▶ [WRITTEN INSTRUCTION]:
Write the data out again in full, with no departure from the original.

▶ [TASK INPUT]:

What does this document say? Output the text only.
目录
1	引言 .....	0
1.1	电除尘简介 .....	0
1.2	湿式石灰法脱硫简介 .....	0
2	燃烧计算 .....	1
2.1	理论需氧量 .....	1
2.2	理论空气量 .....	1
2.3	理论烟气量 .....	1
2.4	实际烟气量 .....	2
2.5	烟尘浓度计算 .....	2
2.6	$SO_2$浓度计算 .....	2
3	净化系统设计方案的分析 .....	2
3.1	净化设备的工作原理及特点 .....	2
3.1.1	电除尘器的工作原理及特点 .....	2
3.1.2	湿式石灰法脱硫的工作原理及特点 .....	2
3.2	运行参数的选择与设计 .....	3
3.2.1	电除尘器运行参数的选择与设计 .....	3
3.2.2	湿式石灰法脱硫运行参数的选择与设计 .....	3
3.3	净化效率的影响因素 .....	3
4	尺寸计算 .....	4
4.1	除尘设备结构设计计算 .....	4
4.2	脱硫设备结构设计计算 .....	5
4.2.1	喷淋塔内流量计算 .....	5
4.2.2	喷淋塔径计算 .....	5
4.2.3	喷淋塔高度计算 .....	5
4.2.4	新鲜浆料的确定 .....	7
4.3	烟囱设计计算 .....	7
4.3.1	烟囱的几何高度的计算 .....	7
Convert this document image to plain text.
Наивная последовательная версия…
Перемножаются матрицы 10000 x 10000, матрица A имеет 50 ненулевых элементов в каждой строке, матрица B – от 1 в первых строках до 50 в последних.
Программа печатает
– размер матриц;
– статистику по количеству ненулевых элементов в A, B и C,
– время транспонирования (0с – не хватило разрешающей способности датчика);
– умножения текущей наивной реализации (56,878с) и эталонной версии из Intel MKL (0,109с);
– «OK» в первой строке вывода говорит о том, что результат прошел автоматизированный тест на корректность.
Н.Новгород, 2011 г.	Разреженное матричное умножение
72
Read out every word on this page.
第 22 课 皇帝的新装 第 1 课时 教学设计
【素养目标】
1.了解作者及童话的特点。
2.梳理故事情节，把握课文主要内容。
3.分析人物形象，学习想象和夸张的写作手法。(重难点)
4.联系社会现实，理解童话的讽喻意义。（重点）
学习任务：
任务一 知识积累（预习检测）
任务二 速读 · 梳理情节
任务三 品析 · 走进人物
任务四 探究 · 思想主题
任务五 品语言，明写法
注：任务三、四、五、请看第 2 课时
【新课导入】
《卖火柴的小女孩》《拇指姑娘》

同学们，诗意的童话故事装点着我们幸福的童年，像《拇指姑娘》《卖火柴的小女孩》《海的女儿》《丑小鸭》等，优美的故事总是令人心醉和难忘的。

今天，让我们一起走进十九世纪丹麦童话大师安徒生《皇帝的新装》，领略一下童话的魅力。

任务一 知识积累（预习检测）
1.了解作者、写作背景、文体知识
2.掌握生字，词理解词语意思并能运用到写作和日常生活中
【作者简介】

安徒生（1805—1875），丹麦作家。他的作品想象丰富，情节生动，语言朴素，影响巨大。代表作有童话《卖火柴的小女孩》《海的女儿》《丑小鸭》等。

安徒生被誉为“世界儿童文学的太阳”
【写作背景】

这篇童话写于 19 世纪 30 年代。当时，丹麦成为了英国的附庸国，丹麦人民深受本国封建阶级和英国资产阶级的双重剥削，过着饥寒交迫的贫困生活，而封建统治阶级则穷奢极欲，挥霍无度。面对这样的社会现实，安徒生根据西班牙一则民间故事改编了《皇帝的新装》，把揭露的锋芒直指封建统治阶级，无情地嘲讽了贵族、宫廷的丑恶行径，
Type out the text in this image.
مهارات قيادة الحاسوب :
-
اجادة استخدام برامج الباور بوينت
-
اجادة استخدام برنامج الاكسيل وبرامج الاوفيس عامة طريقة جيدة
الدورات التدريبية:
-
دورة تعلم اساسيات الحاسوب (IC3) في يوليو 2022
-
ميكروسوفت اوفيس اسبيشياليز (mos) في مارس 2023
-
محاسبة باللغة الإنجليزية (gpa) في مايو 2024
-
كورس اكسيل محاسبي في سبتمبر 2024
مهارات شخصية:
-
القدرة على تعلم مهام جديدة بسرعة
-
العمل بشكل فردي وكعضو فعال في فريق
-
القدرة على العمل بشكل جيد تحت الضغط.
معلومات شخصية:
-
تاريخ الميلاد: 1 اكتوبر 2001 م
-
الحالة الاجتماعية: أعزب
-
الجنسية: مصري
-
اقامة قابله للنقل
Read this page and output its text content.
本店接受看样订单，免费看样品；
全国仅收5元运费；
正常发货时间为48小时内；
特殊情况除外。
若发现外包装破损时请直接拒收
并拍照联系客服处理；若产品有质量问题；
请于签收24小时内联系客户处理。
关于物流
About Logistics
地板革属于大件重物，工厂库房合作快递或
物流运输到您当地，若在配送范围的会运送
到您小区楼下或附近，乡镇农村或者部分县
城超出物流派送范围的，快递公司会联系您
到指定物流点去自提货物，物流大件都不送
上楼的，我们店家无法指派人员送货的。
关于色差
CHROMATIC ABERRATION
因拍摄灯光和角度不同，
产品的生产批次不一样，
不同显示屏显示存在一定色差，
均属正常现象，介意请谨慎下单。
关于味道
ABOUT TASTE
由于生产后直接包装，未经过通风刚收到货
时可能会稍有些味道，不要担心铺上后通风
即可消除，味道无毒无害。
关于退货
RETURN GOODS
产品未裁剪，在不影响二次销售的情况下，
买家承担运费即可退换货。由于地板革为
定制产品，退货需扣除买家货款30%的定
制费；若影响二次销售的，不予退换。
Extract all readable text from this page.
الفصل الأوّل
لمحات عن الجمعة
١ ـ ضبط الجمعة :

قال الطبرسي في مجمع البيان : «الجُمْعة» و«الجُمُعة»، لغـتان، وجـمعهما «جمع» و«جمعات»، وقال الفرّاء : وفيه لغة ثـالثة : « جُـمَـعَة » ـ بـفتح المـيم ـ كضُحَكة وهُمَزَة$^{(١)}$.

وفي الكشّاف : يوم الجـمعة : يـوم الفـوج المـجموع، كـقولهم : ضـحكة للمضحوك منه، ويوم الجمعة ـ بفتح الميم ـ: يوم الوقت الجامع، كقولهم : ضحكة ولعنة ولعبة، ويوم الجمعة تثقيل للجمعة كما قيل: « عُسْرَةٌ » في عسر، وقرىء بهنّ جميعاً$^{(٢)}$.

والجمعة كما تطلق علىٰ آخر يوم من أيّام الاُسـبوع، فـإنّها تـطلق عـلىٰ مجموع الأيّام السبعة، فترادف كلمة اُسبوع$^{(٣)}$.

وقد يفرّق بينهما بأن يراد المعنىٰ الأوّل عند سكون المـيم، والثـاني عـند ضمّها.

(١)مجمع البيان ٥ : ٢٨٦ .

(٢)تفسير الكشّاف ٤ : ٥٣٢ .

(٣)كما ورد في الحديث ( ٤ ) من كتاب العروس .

▶ [RESULT BELOW]:
What does this document say? Output the text only.
目录
1	引言 .....	0
1.1	电除尘简介 .....	0
1.2	湿式石灰法脱硫简介 .....	0
2	燃烧计算 .....	1
2.1	理论需氧量 .....	1
2.2	理论空气量 .....	1
2.3	理论烟气量 .....	1
2.4	实际烟气量 .....	2
2.5	烟尘浓度计算 .....	2
2.6	$SO_2$浓度计算 .....	2
3	净化系统设计方案的分析 .....	2
3.1	净化设备的工作原理及特点 .....	2
3.1.1	电除尘器的工作原理及特点 .....	2
3.1.2	湿式石灰法脱硫的工作原理及特点 .....	2
3.2	运行参数的选择与设计 .....	3
3.2.1	电除尘器运行参数的选择与设计 .....	3
3.2.2	湿式石灰法脱硫运行参数的选择与设计 .....	3
3.3	净化效率的影响因素 .....	3
4	尺寸计算 .....	4
4.1	除尘设备结构设计计算 .....	4
4.2	脱硫设备结构设计计算 .....	5
4.2.1	喷淋塔内流量计算 .....	5
4.2.2	喷淋塔径计算 .....	5
4.2.3	喷淋塔高度计算 .....	5
4.2.4	新鲜浆料的确定 .....	7
4.3	烟囱设计计算 .....	7
4.3.1	烟囱的几何高度的计算 .....	7
Convert this document image to plain text.
Наивная последовательная версия…
Перемножаются матрицы 10000 x 10000, матрица A имеет 50 ненулевых элементов в каждой строке, матрица B – от 1 в первых строках до 50 в последних.
Программа печатает
– размер матриц;
– статистику по количеству ненулевых элементов в A, B и C,
– время транспонирования (0с – не хватило разрешающей способности датчика);
– умножения текущей наивной реализации (56,878с) и эталонной версии из Intel MKL (0,109с);
– «OK» в первой строке вывода говорит о том, что результат прошел автоматизированный тест на корректность.
Н.Новгород, 2011 г.	Разреженное матричное умножение
72
Read out every word on this page.
第 22 课 皇帝的新装 第 1 课时 教学设计
【素养目标】
1.了解作者及童话的特点。
2.梳理故事情节，把握课文主要内容。
3.分析人物形象，学习想象和夸张的写作手法。(重难点)
4.联系社会现实，理解童话的讽喻意义。（重点）
学习任务：
任务一 知识积累（预习检测）
任务二 速读 · 梳理情节
任务三 品析 · 走进人物
任务四 探究 · 思想主题
任务五 品语言，明写法
注：任务三、四、五、请看第 2 课时
【新课导入】
《卖火柴的小女孩》《拇指姑娘》

同学们，诗意的童话故事装点着我们幸福的童年，像《拇指姑娘》《卖火柴的小女孩》《海的女儿》《丑小鸭》等，优美的故事总是令人心醉和难忘的。

今天，让我们一起走进十九世纪丹麦童话大师安徒生《皇帝的新装》，领略一下童话的魅力。

任务一 知识积累（预习检测）
1.了解作者、写作背景、文体知识
2.掌握生字，词理解词语意思并能运用到写作和日常生活中
【作者简介】

安徒生（1805—1875），丹麦作家。他的作品想象丰富，情节生动，语言朴素，影响巨大。代表作有童话《卖火柴的小女孩》《海的女儿》《丑小鸭》等。

安徒生被誉为“世界儿童文学的太阳”
【写作背景】

这篇童话写于 19 世纪 30 年代。当时，丹麦成为了英国的附庸国，丹麦人民深受本国封建阶级和英国资产阶级的双重剥削，过着饥寒交迫的贫困生活，而封建统治阶级则穷奢极欲，挥霍无度。面对这样的社会现实，安徒生根据西班牙一则民间故事改编了《皇帝的新装》，把揭露的锋芒直指封建统治阶级，无情地嘲讽了贵族、宫廷的丑恶行径，
Type out the text in this image.
مهارات قيادة الحاسوب :
-
اجادة استخدام برامج الباور بوينت
-
اجادة استخدام برنامج الاكسيل وبرامج الاوفيس عامة طريقة جيدة
الدورات التدريبية:
-
دورة تعلم اساسيات الحاسوب (IC3) في يوليو 2022
-
ميكروسوفت اوفيس اسبيشياليز (mos) في مارس 2023
-
محاسبة باللغة الإنجليزية (gpa) في مايو 2024
-
كورس اكسيل محاسبي في سبتمبر 2024
مهارات شخصية:
-
القدرة على تعلم مهام جديدة بسرعة
-
العمل بشكل فردي وكعضو فعال في فريق
-
القدرة على العمل بشكل جيد تحت الضغط.
معلومات شخصية:
-
تاريخ الميلاد: 1 اكتوبر 2001 م
-
الحالة الاجتماعية: أعزب
-
الجنسية: مصري
-
اقامة قابله للنقل
Read this page and output its text content.
本店接受看样订单，免费看样品；
全国仅收5元运费；
正常发货时间为48小时内；
特殊情况除外。
若发现外包装破损时请直接拒收
并拍照联系客服处理；若产品有质量问题；
请于签收24小时内联系客户处理。
关于物流
About Logistics
地板革属于大件重物，工厂库房合作快递或
物流运输到您当地，若在配送范围的会运送
到您小区楼下或附近，乡镇农村或者部分县
城超出物流派送范围的，快递公司会联系您
到指定物流点去自提货物，物流大件都不送
上楼的，我们店家无法指派人员送货的。
关于色差
CHROMATIC ABERRATION
因拍摄灯光和角度不同，
产品的生产批次不一样，
不同显示屏显示存在一定色差，
均属正常现象，介意请谨慎下单。
关于味道
ABOUT TASTE
由于生产后直接包装，未经过通风刚收到货
时可能会稍有些味道，不要担心铺上后通风
即可消除，味道无毒无害。
关于退货
RETURN GOODS
产品未裁剪，在不影响二次销售的情况下，
买家承担运费即可退换货。由于地板革为
定制产品，退货需扣除买家货款30%的定
制费；若影响二次销售的，不予退换。
Extract all readable text from this page.
الفصل الأوّل
لمحات عن الجمعة
١ ـ ضبط الجمعة :

قال الطبرسي في مجمع البيان : «الجُمْعة» و«الجُمُعة»، لغـتان، وجـمعهما «جمع» و«جمعات»، وقال الفرّاء : وفيه لغة ثـالثة : « جُـمَـعَة » ـ بـفتح المـيم ـ كضُحَكة وهُمَزَة$^{(١)}$.

وفي الكشّاف : يوم الجـمعة : يـوم الفـوج المـجموع، كـقولهم : ضـحكة للمضحوك منه، ويوم الجمعة ـ بفتح الميم ـ: يوم الوقت الجامع، كقولهم : ضحكة ولعنة ولعبة، ويوم الجمعة تثقيل للجمعة كما قيل: « عُسْرَةٌ » في عسر، وقرىء بهنّ جميعاً$^{(٢)}$.

والجمعة كما تطلق علىٰ آخر يوم من أيّام الاُسـبوع، فـإنّها تـطلق عـلىٰ مجموع الأيّام السبعة، فترادف كلمة اُسبوع$^{(٣)}$.

وقد يفرّق بينهما بأن يراد المعنىٰ الأوّل عند سكون المـيم، والثـاني عـند ضمّها.

(١)مجمع البيان ٥ : ٢٨٦ .

(٢)تفسير الكشّاف ٤ : ٥٣٢ .

(٣)كما ورد في الحديث ( ٤ ) من كتاب العروس .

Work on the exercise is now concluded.